Figure dataset records:
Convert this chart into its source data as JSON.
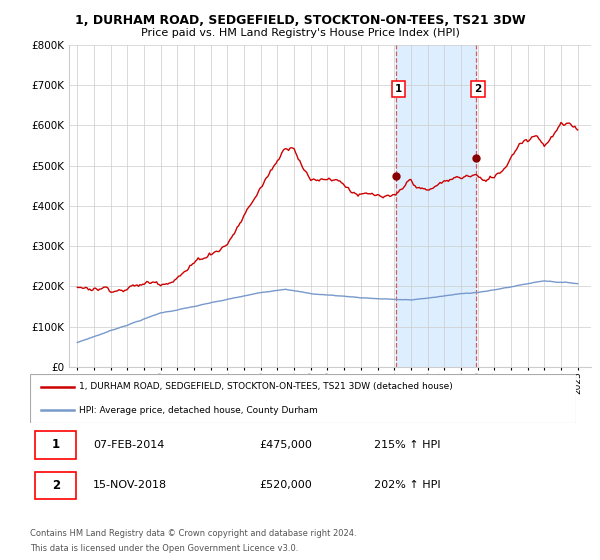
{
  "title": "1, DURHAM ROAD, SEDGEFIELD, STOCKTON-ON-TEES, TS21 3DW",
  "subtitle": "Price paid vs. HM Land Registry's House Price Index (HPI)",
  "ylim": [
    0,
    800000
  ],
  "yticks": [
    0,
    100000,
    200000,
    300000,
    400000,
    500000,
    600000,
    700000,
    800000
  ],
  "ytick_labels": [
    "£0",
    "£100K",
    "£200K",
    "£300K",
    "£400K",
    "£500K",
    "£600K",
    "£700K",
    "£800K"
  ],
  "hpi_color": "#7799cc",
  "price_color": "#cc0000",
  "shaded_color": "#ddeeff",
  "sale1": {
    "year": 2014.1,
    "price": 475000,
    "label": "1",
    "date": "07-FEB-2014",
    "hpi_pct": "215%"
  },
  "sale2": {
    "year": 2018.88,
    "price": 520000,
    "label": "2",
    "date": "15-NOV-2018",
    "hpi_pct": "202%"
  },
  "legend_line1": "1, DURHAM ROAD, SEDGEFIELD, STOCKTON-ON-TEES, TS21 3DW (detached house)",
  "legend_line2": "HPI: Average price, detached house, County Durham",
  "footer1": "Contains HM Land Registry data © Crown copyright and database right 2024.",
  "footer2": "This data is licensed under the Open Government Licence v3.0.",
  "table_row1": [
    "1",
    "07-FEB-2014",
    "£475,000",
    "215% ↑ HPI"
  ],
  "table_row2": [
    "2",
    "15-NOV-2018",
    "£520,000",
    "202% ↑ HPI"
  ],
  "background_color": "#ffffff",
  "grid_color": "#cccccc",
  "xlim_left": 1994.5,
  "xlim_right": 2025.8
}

» GOAL:
Transcribe the full listing character for character. Pictures are excluded.

» SOLVED PROBLEM:
Convert this chart into its source data as JSON.
{
  "title": "1, DURHAM ROAD, SEDGEFIELD, STOCKTON-ON-TEES, TS21 3DW",
  "subtitle": "Price paid vs. HM Land Registry's House Price Index (HPI)",
  "ylim": [
    0,
    800000
  ],
  "yticks": [
    0,
    100000,
    200000,
    300000,
    400000,
    500000,
    600000,
    700000,
    800000
  ],
  "ytick_labels": [
    "£0",
    "£100K",
    "£200K",
    "£300K",
    "£400K",
    "£500K",
    "£600K",
    "£700K",
    "£800K"
  ],
  "hpi_color": "#7799cc",
  "price_color": "#cc0000",
  "shaded_color": "#ddeeff",
  "sale1": {
    "year": 2014.1,
    "price": 475000,
    "label": "1",
    "date": "07-FEB-2014",
    "hpi_pct": "215%"
  },
  "sale2": {
    "year": 2018.88,
    "price": 520000,
    "label": "2",
    "date": "15-NOV-2018",
    "hpi_pct": "202%"
  },
  "legend_line1": "1, DURHAM ROAD, SEDGEFIELD, STOCKTON-ON-TEES, TS21 3DW (detached house)",
  "legend_line2": "HPI: Average price, detached house, County Durham",
  "footer1": "Contains HM Land Registry data © Crown copyright and database right 2024.",
  "footer2": "This data is licensed under the Open Government Licence v3.0.",
  "table_row1": [
    "1",
    "07-FEB-2014",
    "£475,000",
    "215% ↑ HPI"
  ],
  "table_row2": [
    "2",
    "15-NOV-2018",
    "£520,000",
    "202% ↑ HPI"
  ],
  "background_color": "#ffffff",
  "grid_color": "#cccccc",
  "xlim_left": 1994.5,
  "xlim_right": 2025.8
}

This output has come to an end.